[The request] Examine the records and identify each line that includes the string "Számlavezető". Copy those lines.

[Data]
---------------
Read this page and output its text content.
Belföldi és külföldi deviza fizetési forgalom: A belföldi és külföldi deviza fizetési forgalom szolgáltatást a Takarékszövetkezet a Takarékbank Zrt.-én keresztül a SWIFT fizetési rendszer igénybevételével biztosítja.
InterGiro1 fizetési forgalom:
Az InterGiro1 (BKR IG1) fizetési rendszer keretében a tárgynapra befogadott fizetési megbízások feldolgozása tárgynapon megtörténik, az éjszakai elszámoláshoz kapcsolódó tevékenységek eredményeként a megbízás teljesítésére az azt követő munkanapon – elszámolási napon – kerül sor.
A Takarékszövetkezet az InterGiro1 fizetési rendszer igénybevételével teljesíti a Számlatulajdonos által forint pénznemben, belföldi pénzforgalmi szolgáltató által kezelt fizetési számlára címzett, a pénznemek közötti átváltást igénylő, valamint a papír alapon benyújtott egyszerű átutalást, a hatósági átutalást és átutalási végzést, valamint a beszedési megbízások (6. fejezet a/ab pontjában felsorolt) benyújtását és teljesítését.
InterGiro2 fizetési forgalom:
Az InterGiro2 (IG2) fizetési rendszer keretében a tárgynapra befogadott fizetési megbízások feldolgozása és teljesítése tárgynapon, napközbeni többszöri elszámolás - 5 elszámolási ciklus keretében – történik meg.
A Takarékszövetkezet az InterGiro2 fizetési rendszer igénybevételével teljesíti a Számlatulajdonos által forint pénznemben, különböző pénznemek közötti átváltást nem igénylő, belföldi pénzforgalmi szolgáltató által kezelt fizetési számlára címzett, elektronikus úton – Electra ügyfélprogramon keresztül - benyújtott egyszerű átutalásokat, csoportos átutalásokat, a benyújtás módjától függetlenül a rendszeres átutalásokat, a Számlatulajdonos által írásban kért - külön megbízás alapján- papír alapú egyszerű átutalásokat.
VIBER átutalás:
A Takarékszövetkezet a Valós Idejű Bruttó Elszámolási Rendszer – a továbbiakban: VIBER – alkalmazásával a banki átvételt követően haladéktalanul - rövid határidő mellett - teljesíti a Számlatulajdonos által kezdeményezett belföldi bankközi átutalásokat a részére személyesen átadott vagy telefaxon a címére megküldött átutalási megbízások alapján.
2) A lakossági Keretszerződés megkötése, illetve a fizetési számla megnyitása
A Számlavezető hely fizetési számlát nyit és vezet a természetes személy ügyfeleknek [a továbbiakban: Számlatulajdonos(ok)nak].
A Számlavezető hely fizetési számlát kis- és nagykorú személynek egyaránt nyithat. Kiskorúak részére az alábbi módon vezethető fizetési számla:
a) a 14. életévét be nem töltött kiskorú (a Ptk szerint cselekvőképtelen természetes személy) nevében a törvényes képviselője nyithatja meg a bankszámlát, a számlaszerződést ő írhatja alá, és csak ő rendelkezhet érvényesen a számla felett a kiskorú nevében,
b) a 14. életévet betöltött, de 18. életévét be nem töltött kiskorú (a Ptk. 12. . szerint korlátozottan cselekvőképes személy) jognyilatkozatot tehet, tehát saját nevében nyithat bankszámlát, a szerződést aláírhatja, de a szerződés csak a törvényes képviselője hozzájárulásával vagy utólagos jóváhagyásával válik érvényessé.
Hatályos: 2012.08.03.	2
---------------
[Problem solution]
A Számlavezető hely fizetési számlát nyit és vezet a természetes személy ügyfeleknek [a továbbiakban: Számlatulajdonos(ok)nak].
A Számlavezető hely fizetési számlát kis- és nagykorú személynek egyaránt nyithat. Kiskorúak részére az alábbi módon vezethető fizetési számla:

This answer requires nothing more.